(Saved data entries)
Begin
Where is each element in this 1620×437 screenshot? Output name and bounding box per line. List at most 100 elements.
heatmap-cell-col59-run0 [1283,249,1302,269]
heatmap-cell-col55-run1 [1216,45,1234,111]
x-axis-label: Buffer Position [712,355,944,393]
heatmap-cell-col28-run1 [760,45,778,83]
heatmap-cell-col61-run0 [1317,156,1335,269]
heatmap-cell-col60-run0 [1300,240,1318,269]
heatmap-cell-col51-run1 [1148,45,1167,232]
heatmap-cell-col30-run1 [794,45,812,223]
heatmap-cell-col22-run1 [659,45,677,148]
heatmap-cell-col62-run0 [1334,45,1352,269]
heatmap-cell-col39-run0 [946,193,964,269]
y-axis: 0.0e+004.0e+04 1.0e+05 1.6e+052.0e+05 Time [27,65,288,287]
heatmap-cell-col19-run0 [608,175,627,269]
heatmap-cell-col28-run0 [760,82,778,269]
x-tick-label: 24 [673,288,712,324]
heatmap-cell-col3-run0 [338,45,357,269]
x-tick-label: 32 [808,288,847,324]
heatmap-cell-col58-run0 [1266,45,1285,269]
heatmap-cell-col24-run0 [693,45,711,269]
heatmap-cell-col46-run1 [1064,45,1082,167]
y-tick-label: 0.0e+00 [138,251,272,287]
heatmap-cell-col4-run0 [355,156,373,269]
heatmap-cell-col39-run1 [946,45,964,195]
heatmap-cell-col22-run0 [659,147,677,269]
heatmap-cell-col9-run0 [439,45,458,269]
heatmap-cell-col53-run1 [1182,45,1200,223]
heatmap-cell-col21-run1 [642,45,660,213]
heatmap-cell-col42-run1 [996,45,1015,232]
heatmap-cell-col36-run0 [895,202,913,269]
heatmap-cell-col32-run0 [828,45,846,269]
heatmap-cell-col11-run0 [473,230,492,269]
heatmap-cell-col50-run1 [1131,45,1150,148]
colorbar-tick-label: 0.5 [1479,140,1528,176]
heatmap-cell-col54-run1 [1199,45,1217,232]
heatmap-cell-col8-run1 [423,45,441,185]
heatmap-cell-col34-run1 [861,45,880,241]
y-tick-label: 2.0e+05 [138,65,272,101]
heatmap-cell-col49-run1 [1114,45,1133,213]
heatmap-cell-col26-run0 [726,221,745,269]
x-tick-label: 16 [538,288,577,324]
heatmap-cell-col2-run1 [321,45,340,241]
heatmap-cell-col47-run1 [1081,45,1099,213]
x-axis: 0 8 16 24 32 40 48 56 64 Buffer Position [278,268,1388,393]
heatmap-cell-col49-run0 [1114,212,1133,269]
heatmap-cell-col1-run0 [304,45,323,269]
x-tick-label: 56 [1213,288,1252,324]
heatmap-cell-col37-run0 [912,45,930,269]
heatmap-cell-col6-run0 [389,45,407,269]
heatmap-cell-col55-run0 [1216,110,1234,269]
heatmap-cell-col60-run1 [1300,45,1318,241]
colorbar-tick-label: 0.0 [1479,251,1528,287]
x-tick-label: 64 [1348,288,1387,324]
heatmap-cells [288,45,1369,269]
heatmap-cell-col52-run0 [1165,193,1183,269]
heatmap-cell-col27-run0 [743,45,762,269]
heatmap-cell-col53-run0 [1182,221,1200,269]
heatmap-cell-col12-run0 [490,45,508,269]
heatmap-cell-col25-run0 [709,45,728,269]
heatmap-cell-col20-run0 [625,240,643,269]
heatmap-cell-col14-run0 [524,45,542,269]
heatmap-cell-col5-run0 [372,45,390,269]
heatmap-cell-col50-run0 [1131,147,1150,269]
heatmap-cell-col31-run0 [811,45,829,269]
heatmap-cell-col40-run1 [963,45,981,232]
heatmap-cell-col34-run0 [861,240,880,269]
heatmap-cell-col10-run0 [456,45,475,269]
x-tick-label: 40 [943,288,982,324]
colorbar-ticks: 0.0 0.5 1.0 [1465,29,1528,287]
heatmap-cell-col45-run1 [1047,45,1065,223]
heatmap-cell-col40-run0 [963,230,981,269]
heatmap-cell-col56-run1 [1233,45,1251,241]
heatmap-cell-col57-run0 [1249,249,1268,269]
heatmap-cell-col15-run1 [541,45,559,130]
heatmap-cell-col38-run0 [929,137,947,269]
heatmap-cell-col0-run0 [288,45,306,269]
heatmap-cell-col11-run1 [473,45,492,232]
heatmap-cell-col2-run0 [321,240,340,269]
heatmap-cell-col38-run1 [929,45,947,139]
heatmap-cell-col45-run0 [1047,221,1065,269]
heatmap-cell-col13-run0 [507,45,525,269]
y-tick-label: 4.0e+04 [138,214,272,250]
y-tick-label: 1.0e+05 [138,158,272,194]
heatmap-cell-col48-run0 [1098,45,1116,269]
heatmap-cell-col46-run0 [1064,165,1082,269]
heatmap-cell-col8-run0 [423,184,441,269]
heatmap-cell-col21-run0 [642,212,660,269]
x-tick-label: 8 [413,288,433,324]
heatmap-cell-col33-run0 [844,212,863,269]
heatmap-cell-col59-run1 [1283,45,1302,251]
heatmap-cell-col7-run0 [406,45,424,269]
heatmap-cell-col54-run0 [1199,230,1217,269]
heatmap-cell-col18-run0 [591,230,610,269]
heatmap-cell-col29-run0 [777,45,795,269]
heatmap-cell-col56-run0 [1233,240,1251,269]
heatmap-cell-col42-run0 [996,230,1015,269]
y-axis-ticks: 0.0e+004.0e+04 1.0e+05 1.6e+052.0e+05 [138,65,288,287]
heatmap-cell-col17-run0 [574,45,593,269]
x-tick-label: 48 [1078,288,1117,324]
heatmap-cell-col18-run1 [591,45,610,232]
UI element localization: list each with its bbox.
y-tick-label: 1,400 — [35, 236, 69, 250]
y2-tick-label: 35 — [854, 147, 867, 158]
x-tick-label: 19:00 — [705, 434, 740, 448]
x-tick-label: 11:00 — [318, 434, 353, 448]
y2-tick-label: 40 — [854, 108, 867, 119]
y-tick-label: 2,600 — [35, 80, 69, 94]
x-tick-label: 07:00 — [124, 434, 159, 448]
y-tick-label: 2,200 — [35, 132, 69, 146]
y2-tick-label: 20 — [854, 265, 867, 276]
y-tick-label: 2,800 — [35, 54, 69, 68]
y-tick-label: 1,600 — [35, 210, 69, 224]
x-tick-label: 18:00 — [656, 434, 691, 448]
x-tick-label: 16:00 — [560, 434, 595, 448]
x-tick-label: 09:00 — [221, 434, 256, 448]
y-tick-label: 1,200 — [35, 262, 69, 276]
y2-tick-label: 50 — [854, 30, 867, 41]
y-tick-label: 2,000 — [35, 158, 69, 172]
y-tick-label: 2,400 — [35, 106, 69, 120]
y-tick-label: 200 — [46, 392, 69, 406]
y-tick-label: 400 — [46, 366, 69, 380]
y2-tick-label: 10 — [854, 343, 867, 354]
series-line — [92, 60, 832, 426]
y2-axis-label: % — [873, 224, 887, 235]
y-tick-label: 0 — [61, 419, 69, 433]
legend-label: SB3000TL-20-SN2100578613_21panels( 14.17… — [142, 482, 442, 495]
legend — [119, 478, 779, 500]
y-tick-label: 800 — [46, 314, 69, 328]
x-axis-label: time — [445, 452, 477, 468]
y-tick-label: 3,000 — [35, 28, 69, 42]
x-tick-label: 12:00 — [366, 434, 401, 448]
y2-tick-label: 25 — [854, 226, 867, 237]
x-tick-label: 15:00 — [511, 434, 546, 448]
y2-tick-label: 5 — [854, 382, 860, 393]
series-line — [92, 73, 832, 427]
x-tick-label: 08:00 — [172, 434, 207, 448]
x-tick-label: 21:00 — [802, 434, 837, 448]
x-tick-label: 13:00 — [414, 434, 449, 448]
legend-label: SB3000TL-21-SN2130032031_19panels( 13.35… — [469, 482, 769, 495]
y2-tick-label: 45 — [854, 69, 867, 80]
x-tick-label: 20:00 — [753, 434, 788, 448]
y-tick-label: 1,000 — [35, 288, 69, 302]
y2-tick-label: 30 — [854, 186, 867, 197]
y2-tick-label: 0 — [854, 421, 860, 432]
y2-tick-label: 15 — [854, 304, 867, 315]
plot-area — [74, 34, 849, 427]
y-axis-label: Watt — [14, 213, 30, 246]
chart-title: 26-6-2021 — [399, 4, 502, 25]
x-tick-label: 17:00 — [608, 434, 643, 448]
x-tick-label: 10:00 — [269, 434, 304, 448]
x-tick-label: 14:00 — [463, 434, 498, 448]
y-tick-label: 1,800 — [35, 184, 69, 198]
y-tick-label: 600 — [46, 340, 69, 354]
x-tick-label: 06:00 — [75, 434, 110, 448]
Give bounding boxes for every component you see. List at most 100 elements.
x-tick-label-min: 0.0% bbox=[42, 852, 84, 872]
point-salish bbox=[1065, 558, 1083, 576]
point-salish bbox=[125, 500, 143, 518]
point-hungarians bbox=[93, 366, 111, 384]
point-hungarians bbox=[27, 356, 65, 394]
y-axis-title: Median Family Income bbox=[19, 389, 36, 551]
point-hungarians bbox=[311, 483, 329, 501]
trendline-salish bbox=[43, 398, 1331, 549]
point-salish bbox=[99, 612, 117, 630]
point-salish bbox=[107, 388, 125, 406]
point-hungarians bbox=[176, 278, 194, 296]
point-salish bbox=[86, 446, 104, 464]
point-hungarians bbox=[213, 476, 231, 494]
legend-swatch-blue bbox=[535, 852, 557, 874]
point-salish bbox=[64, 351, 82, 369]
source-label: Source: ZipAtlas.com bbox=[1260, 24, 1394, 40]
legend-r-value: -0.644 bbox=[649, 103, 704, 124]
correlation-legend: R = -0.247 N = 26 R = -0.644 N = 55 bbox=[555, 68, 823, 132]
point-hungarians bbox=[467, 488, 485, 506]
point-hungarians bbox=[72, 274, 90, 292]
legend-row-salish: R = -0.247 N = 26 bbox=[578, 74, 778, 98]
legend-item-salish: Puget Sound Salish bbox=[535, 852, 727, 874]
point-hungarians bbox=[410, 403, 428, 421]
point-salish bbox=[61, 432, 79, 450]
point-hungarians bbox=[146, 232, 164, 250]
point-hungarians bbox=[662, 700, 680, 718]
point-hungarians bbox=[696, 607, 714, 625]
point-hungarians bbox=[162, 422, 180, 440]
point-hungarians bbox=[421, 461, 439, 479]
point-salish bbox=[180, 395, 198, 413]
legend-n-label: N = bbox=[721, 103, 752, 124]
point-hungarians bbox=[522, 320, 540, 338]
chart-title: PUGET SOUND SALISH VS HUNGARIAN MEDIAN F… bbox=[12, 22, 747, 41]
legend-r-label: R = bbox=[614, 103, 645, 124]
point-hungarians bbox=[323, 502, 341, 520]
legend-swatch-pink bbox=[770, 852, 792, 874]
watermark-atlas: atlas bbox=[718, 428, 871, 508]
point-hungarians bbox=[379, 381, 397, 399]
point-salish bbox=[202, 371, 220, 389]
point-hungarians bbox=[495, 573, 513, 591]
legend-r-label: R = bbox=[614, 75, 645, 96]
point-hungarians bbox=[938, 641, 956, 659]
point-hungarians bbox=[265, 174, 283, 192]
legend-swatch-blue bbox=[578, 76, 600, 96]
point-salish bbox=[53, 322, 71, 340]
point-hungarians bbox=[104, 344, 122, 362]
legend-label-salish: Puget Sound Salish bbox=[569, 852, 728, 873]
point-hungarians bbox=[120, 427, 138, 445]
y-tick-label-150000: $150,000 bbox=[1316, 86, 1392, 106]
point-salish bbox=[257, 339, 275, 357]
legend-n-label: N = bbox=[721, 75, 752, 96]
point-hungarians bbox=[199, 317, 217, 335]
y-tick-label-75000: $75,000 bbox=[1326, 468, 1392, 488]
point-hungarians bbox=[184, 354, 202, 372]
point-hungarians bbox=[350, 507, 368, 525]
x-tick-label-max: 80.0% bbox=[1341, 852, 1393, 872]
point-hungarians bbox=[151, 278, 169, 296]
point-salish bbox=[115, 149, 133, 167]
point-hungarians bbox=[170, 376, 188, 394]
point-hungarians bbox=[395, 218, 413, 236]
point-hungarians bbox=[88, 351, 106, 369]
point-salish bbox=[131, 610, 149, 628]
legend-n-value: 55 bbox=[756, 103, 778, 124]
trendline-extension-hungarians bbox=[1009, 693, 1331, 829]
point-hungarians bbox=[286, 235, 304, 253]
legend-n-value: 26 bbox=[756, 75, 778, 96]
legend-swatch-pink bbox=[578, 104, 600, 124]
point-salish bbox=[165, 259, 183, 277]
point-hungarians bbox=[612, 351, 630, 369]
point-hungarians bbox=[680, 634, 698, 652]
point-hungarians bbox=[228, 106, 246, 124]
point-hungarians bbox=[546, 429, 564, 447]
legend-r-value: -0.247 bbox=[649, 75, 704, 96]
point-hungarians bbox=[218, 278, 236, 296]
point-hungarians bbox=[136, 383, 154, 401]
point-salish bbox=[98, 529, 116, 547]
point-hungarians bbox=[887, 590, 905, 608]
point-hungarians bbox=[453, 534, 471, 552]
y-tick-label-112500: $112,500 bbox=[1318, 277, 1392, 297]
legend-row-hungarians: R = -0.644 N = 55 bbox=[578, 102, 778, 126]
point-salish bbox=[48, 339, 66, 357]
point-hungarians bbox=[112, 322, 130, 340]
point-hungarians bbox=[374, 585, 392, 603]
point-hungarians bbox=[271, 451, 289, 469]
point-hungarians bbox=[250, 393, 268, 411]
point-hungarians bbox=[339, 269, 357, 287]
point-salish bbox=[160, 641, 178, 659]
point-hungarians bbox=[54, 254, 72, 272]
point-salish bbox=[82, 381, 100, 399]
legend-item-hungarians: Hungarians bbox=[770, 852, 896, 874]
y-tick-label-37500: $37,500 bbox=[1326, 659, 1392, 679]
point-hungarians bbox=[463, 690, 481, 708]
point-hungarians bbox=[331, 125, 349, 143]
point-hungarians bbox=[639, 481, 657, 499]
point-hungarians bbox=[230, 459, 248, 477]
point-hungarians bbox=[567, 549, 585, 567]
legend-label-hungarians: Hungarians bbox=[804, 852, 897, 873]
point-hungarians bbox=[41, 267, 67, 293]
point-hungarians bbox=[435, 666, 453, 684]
End
PROBLEM REQUIREMENTS: Render the material as a Markdown table with the columns Row and Line. Start at its first line, end with the line containing "heatmap-cell-col60-run0 [1300,240,1318,269]", number each line, and omit any blank lines.

COMPLETE ANSWER:
| Row | Line |
|---|---|
| 1 | Where is each element in this 1620×437 screenshot? Output name and bounding box per line. List at most 100 elements. |
| 2 | heatmap-cell-col59-run0 [1283,249,1302,269] |
| 3 | heatmap-cell-col55-run1 [1216,45,1234,111] |
| 4 | x-axis-label: Buffer Position [712,355,944,393] |
| 5 | heatmap-cell-col28-run1 [760,45,778,83] |
| 6 | heatmap-cell-col61-run0 [1317,156,1335,269] |
| 7 | heatmap-cell-col60-run0 [1300,240,1318,269] |